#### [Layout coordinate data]
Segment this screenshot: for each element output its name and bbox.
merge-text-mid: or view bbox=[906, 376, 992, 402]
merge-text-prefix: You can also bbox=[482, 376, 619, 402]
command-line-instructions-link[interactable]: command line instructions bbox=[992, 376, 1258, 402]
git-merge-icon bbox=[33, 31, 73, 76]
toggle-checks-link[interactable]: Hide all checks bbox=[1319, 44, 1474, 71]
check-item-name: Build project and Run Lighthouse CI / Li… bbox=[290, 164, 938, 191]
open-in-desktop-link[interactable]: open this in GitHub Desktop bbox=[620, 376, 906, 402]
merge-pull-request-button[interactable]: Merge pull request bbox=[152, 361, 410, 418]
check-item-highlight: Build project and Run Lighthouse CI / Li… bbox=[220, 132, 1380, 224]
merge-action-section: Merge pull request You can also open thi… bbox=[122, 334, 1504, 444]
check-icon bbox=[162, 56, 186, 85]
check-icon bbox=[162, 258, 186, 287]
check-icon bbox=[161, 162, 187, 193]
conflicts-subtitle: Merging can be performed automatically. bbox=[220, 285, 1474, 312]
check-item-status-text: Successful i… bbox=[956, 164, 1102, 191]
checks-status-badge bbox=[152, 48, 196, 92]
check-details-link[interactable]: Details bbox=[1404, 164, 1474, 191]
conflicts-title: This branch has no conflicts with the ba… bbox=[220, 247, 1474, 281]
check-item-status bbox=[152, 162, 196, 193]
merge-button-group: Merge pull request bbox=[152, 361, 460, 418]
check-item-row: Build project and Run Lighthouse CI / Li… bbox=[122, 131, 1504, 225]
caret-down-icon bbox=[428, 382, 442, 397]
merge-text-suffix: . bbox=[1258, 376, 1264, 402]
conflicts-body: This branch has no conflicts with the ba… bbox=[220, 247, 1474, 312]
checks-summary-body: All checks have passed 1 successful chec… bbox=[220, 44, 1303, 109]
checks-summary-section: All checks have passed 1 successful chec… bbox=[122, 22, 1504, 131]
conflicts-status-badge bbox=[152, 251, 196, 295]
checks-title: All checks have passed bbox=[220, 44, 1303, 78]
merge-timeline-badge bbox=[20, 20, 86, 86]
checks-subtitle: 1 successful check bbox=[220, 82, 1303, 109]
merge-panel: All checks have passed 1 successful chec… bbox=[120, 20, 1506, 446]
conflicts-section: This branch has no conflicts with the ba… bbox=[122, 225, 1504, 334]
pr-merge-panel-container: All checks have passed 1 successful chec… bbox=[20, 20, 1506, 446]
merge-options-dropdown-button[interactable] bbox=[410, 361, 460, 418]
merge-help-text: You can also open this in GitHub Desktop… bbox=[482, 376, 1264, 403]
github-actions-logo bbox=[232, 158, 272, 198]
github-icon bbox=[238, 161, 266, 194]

#### [TASK INSTRUCTIONS]
Repeat the lines of the listing verbatim, from its first line through the line containing "command-line-instructions-link[interactable]: command line", inclusive.

#### [FINAL RESULT]
Segment this screenshot: for each element output its name and bbox.
merge-text-mid: or view bbox=[906, 376, 992, 402]
merge-text-prefix: You can also bbox=[482, 376, 619, 402]
command-line-instructions-link[interactable]: command line instructions bbox=[992, 376, 1258, 402]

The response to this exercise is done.